Could every line of the data be printed exactly as it reads?

-*-

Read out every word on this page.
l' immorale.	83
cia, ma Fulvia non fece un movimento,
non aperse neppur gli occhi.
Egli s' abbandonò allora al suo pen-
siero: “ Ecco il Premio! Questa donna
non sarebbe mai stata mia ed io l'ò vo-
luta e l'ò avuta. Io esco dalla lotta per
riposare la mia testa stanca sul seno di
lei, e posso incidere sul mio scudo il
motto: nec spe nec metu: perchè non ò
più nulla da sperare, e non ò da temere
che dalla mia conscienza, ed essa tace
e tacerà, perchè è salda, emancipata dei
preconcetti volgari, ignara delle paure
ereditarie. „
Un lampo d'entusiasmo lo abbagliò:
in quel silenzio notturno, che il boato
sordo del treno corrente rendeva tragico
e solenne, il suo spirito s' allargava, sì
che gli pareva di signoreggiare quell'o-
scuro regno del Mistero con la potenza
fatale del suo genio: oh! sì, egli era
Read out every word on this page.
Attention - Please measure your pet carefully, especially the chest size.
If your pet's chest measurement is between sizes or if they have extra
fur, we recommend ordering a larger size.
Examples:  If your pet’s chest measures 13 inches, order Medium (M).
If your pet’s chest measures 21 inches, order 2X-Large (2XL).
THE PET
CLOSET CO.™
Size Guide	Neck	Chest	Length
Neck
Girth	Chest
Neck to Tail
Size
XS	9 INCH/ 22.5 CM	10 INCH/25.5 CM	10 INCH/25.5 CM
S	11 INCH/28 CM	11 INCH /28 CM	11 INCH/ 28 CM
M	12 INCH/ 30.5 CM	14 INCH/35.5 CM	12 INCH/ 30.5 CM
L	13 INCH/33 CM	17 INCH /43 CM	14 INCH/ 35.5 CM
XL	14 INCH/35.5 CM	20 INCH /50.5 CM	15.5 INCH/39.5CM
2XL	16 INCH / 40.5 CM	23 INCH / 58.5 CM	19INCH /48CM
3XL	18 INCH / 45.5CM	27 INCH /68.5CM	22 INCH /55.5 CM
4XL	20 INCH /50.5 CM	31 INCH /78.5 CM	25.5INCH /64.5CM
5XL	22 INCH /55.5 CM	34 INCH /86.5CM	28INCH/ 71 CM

-*-

## COMPLETE RESPONSE
Read out every word on this page.
l' immorale.	83
cia, ma Fulvia non fece un movimento,
non aperse neppur gli occhi.
Egli s' abbandonò allora al suo pen-
siero: “ Ecco il Premio! Questa donna
non sarebbe mai stata mia ed io l'ò vo-
luta e l'ò avuta. Io esco dalla lotta per
riposare la mia testa stanca sul seno di
lei, e posso incidere sul mio scudo il
motto: nec spe nec metu: perchè non ò
più nulla da sperare, e non ò da temere
che dalla mia conscienza, ed essa tace
e tacerà, perchè è salda, emancipata dei
preconcetti volgari, ignara delle paure
ereditarie. „
Un lampo d'entusiasmo lo abbagliò:
in quel silenzio notturno, che il boato
sordo del treno corrente rendeva tragico
e solenne, il suo spirito s' allargava, sì
che gli pareva di signoreggiare quell'o-
scuro regno del Mistero con la potenza
fatale del suo genio: oh! sì, egli era
Read out every word on this page.
Attention - Please measure your pet carefully, especially the chest size.
If your pet's chest measurement is between sizes or if they have extra
fur, we recommend ordering a larger size.
Examples:  If your pet’s chest measures 13 inches, order Medium (M).
If your pet’s chest measures 21 inches, order 2X-Large (2XL).
THE PET
CLOSET CO.™
Size Guide	Neck	Chest	Length
Neck
Girth	Chest
Neck to Tail
Size
XS	9 INCH/ 22.5 CM	10 INCH/25.5 CM	10 INCH/25.5 CM
S	11 INCH/28 CM	11 INCH /28 CM	11 INCH/ 28 CM
M	12 INCH/ 30.5 CM	14 INCH/35.5 CM	12 INCH/ 30.5 CM
L	13 INCH/33 CM	17 INCH /43 CM	14 INCH/ 35.5 CM
XL	14 INCH/35.5 CM	20 INCH /50.5 CM	15.5 INCH/39.5CM
2XL	16 INCH / 40.5 CM	23 INCH / 58.5 CM	19INCH /48CM
3XL	18 INCH / 45.5CM	27 INCH /68.5CM	22 INCH /55.5 CM
4XL	20 INCH /50.5 CM	31 INCH /78.5 CM	25.5INCH /64.5CM
5XL	22 INCH /55.5 CM	34 INCH /86.5CM	28INCH/ 71 CM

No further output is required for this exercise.